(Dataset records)
★ ★ ★ ★ ★ ★ ★

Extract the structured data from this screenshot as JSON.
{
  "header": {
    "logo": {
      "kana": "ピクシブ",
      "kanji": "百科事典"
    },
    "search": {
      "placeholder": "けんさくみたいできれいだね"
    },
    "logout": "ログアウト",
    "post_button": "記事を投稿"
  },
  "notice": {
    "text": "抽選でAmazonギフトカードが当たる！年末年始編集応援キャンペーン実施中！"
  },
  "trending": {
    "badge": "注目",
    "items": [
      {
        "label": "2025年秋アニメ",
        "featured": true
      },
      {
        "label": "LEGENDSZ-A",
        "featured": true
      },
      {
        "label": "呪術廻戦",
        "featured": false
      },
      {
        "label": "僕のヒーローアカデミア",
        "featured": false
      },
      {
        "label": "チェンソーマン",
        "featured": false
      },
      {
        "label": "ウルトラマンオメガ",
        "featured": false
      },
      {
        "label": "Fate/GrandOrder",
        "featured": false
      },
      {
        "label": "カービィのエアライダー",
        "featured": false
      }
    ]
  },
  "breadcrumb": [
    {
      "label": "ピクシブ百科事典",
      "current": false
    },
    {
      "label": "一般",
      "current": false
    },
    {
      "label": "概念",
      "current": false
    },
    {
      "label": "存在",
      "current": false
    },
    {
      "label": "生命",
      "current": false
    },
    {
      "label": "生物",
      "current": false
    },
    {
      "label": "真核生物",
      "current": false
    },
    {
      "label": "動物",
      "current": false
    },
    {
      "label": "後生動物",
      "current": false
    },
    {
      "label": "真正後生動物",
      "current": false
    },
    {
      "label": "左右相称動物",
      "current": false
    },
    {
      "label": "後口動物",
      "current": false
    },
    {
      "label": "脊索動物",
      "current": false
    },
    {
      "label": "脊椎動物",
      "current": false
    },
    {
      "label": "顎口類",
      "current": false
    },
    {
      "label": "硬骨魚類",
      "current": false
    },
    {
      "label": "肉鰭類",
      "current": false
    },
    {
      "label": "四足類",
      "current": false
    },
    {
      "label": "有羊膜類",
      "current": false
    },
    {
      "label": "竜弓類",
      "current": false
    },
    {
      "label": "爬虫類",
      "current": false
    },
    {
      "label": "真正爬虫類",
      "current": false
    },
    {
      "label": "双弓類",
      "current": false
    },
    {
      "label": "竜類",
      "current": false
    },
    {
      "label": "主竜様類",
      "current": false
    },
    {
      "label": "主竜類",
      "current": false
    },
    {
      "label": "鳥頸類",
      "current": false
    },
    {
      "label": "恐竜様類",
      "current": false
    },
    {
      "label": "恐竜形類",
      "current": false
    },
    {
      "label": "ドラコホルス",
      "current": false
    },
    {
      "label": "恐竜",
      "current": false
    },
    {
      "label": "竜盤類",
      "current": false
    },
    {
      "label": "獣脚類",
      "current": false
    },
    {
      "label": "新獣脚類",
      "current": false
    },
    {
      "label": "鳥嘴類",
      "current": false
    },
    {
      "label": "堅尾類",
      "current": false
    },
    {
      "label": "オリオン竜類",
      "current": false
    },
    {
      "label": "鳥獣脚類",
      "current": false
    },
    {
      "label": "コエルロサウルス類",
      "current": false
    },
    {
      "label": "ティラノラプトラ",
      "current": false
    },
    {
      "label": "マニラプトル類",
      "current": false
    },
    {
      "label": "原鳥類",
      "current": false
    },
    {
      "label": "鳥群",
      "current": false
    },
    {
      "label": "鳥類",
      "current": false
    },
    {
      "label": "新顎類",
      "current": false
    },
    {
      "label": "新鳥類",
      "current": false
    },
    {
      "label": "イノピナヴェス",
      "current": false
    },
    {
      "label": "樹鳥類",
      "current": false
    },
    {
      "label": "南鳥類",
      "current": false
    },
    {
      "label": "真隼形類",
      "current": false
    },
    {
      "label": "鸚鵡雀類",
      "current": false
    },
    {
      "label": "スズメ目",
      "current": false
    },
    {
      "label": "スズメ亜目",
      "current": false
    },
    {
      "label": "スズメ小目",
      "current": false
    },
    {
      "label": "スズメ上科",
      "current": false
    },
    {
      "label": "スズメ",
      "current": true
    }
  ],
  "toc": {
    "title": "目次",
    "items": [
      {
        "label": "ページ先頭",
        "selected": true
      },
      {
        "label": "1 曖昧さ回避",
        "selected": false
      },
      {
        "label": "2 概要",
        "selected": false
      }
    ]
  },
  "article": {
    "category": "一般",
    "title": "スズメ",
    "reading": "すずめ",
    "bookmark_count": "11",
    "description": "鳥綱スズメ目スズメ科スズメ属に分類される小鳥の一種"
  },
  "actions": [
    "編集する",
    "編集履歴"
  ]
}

★ ★ ★ ★ ★ ★ ★

**What to do:**
Output each entry precisely as given.

**Written reply:**
Extract the structured data from this screenshot as JSON.
{
  "header": {
    "logo": {
      "kana": "ピクシブ",
      "kanji": "百科事典"
    },
    "search": {
      "placeholder": "けんさくみたいできれいだね"
    },
    "logout": "ログアウト",
    "post_button": "記事を投稿"
  },
  "notice": {
    "text": "抽選でAmazonギフトカードが当たる！年末年始編集応援キャンペーン実施中！"
  },
  "trending": {
    "badge": "注目",
    "items": [
      {
        "label": "2025年秋アニメ",
        "featured": true
      },
      {
        "label": "LEGENDSZ-A",
        "featured": true
      },
      {
        "label": "呪術廻戦",
        "featured": false
      },
      {
        "label": "僕のヒーローアカデミア",
        "featured": false
      },
      {
        "label": "チェンソーマン",
        "featured": false
      },
      {
        "label": "ウルトラマンオメガ",
        "featured": false
      },
      {
        "label": "Fate/GrandOrder",
        "featured": false
      },
      {
        "label": "カービィのエアライダー",
        "featured": false
      }
    ]
  },
  "breadcrumb": [
    {
      "label": "ピクシブ百科事典",
      "current": false
    },
    {
      "label": "一般",
      "current": false
    },
    {
      "label": "概念",
      "current": false
    },
    {
      "label": "存在",
      "current": false
    },
    {
      "label": "生命",
      "current": false
    },
    {
      "label": "生物",
      "current": false
    },
    {
      "label": "真核生物",
      "current": false
    },
    {
      "label": "動物",
      "current": false
    },
    {
      "label": "後生動物",
      "current": false
    },
    {
      "label": "真正後生動物",
      "current": false
    },
    {
      "label": "左右相称動物",
      "current": false
    },
    {
      "label": "後口動物",
      "current": false
    },
    {
      "label": "脊索動物",
      "current": false
    },
    {
      "label": "脊椎動物",
      "current": false
    },
    {
      "label": "顎口類",
      "current": false
    },
    {
      "label": "硬骨魚類",
      "current": false
    },
    {
      "label": "肉鰭類",
      "current": false
    },
    {
      "label": "四足類",
      "current": false
    },
    {
      "label": "有羊膜類",
      "current": false
    },
    {
      "label": "竜弓類",
      "current": false
    },
    {
      "label": "爬虫類",
      "current": false
    },
    {
      "label": "真正爬虫類",
      "current": false
    },
    {
      "label": "双弓類",
      "current": false
    },
    {
      "label": "竜類",
      "current": false
    },
    {
      "label": "主竜様類",
      "current": false
    },
    {
      "label": "主竜類",
      "current": false
    },
    {
      "label": "鳥頸類",
      "current": false
    },
    {
      "label": "恐竜様類",
      "current": false
    },
    {
      "label": "恐竜形類",
      "current": false
    },
    {
      "label": "ドラコホルス",
      "current": false
    },
    {
      "label": "恐竜",
      "current": false
    },
    {
      "label": "竜盤類",
      "current": false
    },
    {
      "label": "獣脚類",
      "current": false
    },
    {
      "label": "新獣脚類",
      "current": false
    },
    {
      "label": "鳥嘴類",
      "current": false
    },
    {
      "label": "堅尾類",
      "current": false
    },
    {
      "label": "オリオン竜類",
      "current": false
    },
    {
      "label": "鳥獣脚類",
      "current": false
    },
    {
      "label": "コエルロサウルス類",
      "current": false
    },
    {
      "label": "ティラノラプトラ",
      "current": false
    },
    {
      "label": "マニラプトル類",
      "current": false
    },
    {
      "label": "原鳥類",
      "current": false
    },
    {
      "label": "鳥群",
      "current": false
    },
    {
      "label": "鳥類",
      "current": false
    },
    {
      "label": "新顎類",
      "current": false
    },
    {
      "label": "新鳥類",
      "current": false
    },
    {
      "label": "イノピナヴェス",
      "current": false
    },
    {
      "label": "樹鳥類",
      "current": false
    },
    {
      "label": "南鳥類",
      "current": false
    },
    {
      "label": "真隼形類",
      "current": false
    },
    {
      "label": "鸚鵡雀類",
      "current": false
    },
    {
      "label": "スズメ目",
      "current": false
    },
    {
      "label": "スズメ亜目",
      "current": false
    },
    {
      "label": "スズメ小目",
      "current": false
    },
    {
      "label": "スズメ上科",
      "current": false
    },
    {
      "label": "スズメ",
      "current": true
    }
  ],
  "toc": {
    "title": "目次",
    "items": [
      {
        "label": "ページ先頭",
        "selected": true
      },
      {
        "label": "1 曖昧さ回避",
        "selected": false
      },
      {
        "label": "2 概要",
        "selected": false
      }
    ]
  },
  "article": {
    "category": "一般",
    "title": "スズメ",
    "reading": "すずめ",
    "bookmark_count": "11",
    "description": "鳥綱スズメ目スズメ科スズメ属に分類される小鳥の一種"
  },
  "actions": [
    "編集する",
    "編集履歴"
  ]
}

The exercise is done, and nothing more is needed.